━━━ DATA FOR PROCESSING ━━━

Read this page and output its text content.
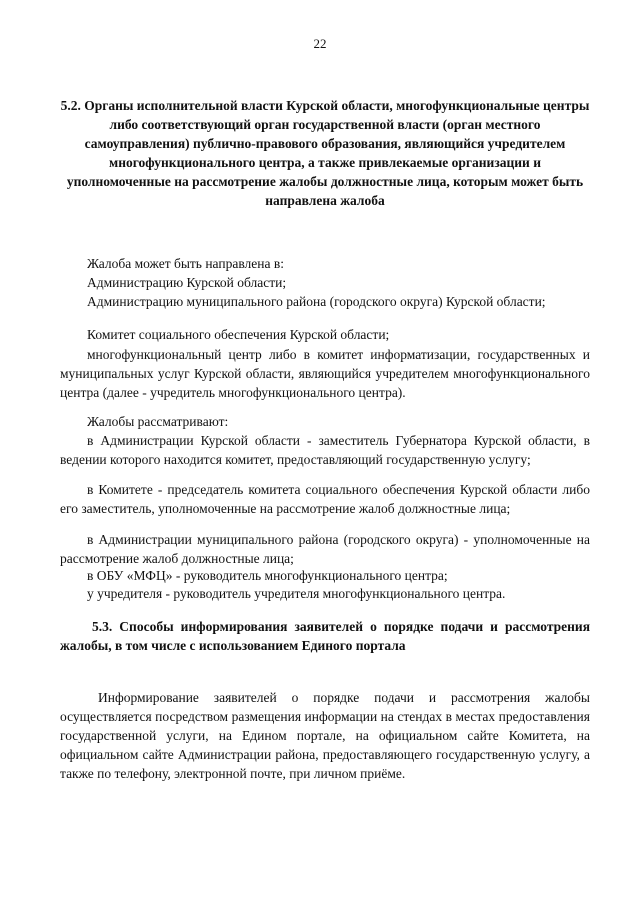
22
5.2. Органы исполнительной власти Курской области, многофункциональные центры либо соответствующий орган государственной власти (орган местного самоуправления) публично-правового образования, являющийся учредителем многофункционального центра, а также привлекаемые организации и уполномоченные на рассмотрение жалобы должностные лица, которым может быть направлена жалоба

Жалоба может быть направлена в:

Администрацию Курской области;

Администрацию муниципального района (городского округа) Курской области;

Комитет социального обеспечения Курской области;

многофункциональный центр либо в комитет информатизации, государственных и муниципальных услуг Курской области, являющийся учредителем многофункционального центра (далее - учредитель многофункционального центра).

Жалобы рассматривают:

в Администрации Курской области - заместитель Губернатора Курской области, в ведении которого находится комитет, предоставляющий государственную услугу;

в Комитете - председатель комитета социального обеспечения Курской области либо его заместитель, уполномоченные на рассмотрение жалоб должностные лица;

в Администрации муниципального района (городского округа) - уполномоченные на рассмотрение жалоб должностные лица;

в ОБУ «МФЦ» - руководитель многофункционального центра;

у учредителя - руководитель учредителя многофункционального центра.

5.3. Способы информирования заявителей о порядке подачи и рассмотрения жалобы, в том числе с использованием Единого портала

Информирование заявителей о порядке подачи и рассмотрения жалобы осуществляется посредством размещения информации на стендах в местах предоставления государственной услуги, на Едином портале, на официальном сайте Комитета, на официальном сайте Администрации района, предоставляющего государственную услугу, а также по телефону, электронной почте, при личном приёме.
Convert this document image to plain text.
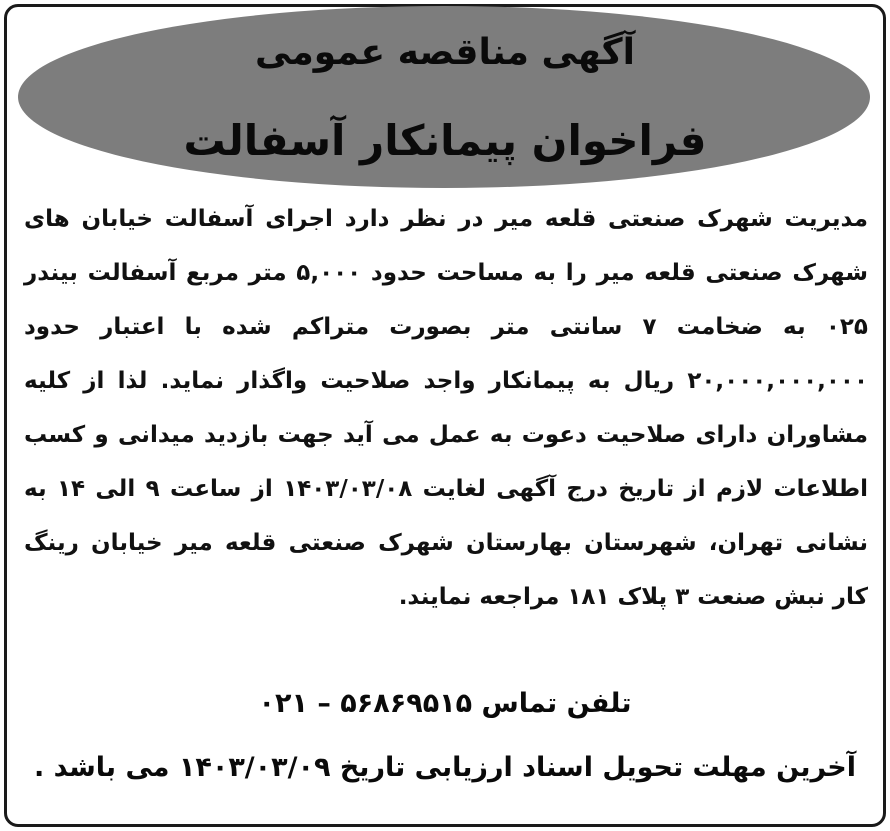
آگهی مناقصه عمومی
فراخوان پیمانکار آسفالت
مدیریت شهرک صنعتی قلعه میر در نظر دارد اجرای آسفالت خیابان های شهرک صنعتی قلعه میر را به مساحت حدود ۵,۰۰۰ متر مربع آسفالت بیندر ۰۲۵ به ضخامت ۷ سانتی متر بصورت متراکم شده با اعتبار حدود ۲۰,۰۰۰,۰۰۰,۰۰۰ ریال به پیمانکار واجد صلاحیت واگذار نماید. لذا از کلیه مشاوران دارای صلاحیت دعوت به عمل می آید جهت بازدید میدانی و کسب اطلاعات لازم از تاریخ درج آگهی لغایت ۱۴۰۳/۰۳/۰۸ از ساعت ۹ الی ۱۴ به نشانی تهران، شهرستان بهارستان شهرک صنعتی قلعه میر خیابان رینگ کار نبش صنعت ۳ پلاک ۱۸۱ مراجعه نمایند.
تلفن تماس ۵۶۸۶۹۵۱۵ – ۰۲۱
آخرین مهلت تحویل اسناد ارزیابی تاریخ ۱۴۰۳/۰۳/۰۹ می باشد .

━━━

* **WHAT YOU WILL DO**: Report each line in the preceding entries that holds the string "руководитель".

* **SOLUTION TO THE EXERCISE**:
в ОБУ «МФЦ» - руководитель многофункционального центра;
у учредителя - руководитель учредителя многофункционального центра.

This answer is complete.